**Problem requirements:**
Check every line below for the string "taskbar". Copy the ones that have it.

**Provided records:**
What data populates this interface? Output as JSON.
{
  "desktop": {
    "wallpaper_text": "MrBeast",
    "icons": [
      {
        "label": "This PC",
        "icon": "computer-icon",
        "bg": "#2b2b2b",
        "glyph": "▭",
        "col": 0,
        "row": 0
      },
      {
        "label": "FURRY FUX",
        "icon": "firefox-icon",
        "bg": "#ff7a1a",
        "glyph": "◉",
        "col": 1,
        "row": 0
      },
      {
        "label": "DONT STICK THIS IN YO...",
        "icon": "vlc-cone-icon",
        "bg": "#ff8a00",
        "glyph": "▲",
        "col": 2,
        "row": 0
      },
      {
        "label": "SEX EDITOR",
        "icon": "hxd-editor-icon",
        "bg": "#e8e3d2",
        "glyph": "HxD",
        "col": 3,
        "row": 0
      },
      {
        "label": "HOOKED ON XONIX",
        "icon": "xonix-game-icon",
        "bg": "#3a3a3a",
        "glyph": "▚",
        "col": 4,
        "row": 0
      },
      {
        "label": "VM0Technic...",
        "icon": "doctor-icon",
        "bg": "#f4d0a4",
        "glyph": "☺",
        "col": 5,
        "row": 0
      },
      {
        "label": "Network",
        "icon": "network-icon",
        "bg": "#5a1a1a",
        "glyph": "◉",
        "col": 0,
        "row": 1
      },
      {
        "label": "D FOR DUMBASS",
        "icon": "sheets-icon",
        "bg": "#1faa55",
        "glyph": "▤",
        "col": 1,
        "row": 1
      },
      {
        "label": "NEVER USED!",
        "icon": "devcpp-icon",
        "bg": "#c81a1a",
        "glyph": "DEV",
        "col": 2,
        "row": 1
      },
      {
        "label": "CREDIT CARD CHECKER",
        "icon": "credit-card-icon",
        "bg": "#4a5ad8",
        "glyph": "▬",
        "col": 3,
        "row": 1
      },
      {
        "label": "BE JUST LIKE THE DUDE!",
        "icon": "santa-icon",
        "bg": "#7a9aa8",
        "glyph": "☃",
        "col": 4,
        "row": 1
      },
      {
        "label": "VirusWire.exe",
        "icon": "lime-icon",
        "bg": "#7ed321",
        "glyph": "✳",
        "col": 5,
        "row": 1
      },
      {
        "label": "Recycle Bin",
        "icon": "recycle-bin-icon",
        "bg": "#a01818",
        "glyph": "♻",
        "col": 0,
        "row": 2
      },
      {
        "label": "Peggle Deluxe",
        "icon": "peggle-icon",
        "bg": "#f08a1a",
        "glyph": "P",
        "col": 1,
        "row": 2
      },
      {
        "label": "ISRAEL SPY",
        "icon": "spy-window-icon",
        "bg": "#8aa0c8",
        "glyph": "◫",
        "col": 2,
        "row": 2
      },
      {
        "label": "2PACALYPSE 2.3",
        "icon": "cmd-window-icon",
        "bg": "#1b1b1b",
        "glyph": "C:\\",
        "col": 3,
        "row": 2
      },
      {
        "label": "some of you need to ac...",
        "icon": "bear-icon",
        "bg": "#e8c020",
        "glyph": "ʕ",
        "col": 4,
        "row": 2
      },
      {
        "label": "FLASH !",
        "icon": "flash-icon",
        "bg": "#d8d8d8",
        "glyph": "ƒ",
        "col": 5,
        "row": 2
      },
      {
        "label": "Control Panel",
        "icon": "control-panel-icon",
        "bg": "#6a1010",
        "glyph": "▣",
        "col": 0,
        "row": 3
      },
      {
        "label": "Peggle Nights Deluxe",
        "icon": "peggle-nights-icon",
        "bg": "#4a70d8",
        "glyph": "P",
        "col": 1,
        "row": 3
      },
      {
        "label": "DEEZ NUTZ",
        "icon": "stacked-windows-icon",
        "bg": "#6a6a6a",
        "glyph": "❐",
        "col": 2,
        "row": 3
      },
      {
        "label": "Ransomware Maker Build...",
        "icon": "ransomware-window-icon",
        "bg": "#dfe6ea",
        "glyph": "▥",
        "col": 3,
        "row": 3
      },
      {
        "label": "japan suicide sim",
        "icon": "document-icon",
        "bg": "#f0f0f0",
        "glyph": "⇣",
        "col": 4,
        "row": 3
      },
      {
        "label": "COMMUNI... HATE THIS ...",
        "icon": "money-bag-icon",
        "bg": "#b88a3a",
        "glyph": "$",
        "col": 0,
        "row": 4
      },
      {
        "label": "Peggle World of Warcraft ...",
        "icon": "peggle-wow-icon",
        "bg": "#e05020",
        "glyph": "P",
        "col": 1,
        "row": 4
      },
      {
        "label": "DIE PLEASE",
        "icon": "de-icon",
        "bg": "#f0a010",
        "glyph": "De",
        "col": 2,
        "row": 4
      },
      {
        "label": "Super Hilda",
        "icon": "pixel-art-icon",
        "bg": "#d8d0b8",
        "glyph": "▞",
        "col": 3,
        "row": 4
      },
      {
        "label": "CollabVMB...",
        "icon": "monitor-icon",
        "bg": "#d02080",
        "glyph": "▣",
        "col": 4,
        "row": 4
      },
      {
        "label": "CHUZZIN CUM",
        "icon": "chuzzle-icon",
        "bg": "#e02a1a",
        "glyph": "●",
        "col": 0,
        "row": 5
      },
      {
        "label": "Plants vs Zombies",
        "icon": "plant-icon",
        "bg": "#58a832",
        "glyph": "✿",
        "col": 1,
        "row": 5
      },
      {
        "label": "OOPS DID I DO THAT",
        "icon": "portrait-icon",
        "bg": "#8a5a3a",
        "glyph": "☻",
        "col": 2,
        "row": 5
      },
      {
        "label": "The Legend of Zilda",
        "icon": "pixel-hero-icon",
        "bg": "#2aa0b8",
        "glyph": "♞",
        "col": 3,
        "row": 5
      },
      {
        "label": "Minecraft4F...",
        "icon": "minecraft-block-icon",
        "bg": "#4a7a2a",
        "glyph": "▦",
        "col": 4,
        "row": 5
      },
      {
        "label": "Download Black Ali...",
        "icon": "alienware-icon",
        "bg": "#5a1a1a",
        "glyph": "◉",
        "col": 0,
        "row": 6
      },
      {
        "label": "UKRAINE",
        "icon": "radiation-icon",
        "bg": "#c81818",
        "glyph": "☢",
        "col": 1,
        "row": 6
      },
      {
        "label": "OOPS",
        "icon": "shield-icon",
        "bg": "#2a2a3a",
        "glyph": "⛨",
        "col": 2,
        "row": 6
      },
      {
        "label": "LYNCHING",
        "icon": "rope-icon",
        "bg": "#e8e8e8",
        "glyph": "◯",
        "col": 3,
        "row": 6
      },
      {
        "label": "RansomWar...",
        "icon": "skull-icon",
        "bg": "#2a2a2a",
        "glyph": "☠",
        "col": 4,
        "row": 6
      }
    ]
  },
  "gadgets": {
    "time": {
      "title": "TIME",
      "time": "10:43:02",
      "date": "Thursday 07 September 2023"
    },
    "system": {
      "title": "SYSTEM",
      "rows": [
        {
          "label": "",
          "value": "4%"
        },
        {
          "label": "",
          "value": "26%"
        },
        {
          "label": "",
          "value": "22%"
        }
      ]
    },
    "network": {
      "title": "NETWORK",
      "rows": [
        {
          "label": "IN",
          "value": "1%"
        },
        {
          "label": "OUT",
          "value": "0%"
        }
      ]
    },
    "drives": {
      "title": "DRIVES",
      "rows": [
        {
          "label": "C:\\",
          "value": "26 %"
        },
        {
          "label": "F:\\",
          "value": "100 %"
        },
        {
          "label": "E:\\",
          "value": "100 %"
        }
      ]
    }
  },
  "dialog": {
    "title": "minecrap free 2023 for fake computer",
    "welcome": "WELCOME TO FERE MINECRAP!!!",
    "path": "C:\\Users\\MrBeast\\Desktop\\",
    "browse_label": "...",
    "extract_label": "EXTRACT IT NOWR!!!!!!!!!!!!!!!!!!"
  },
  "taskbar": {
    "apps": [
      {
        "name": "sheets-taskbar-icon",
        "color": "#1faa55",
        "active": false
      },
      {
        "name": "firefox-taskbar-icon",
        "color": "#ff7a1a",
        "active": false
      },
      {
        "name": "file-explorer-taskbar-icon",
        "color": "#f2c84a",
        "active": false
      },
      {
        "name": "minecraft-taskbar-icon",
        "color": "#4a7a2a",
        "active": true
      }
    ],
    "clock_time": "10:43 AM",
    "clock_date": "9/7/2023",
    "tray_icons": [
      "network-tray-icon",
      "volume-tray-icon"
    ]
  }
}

**The completed task:**
  "taskbar": {
        "name": "sheets-taskbar-icon",
        "name": "firefox-taskbar-icon",
        "name": "file-explorer-taskbar-icon",
        "name": "minecraft-taskbar-icon",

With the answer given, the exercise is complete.